[Records from a dataset]
========================================

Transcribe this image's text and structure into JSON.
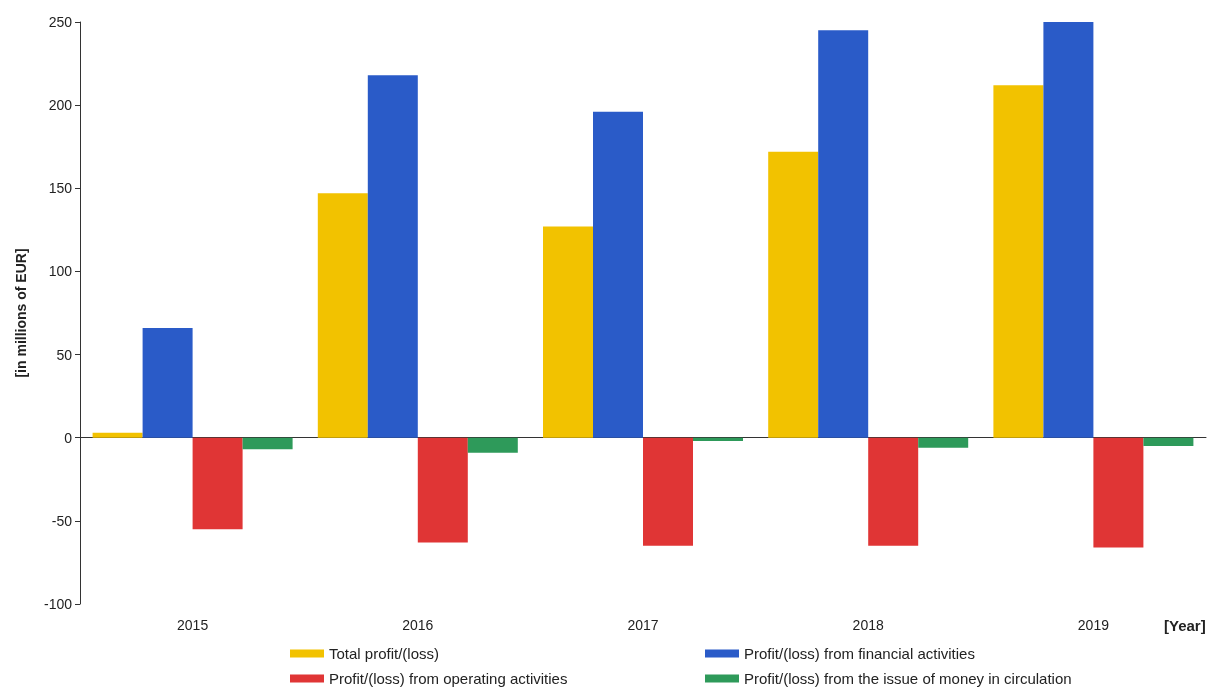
{
  "chart_data": {
    "type": "bar",
    "ylabel": "[in millions of EUR]",
    "xlabel": "[Year]",
    "categories": [
      "2015",
      "2016",
      "2017",
      "2018",
      "2019"
    ],
    "series": [
      {
        "name": "Total profit/(loss)",
        "color": "#f2c200",
        "values": [
          3,
          147,
          127,
          172,
          212
        ]
      },
      {
        "name": "Profit/(loss) from financial activities",
        "color": "#2a5bc8",
        "values": [
          66,
          218,
          196,
          245,
          250
        ]
      },
      {
        "name": "Profit/(loss) from operating activities",
        "color": "#e03535",
        "values": [
          -55,
          -63,
          -65,
          -65,
          -66
        ]
      },
      {
        "name": "Profit/(loss) from the issue of money in circulation",
        "color": "#2e9a5a",
        "values": [
          -7,
          -9,
          -2,
          -6,
          -5
        ]
      }
    ],
    "ylim": [
      -100,
      250
    ],
    "yticks": [
      -100,
      -50,
      0,
      50,
      100,
      150,
      200,
      250
    ],
    "legend": "bottom"
  }
}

========================================

#### TASK DESCRIPTION:
Copy out each record shown above without alteration, skipping any picture.

#### RESULT FOR THIS TASK:
Transcribe this image's text and structure into JSON.
{
  "chart_data": {
    "type": "bar",
    "ylabel": "[in millions of EUR]",
    "xlabel": "[Year]",
    "categories": [
      "2015",
      "2016",
      "2017",
      "2018",
      "2019"
    ],
    "series": [
      {
        "name": "Total profit/(loss)",
        "color": "#f2c200",
        "values": [
          3,
          147,
          127,
          172,
          212
        ]
      },
      {
        "name": "Profit/(loss) from financial activities",
        "color": "#2a5bc8",
        "values": [
          66,
          218,
          196,
          245,
          250
        ]
      },
      {
        "name": "Profit/(loss) from operating activities",
        "color": "#e03535",
        "values": [
          -55,
          -63,
          -65,
          -65,
          -66
        ]
      },
      {
        "name": "Profit/(loss) from the issue of money in circulation",
        "color": "#2e9a5a",
        "values": [
          -7,
          -9,
          -2,
          -6,
          -5
        ]
      }
    ],
    "ylim": [
      -100,
      250
    ],
    "yticks": [
      -100,
      -50,
      0,
      50,
      100,
      150,
      200,
      250
    ],
    "legend": "bottom"
  }
}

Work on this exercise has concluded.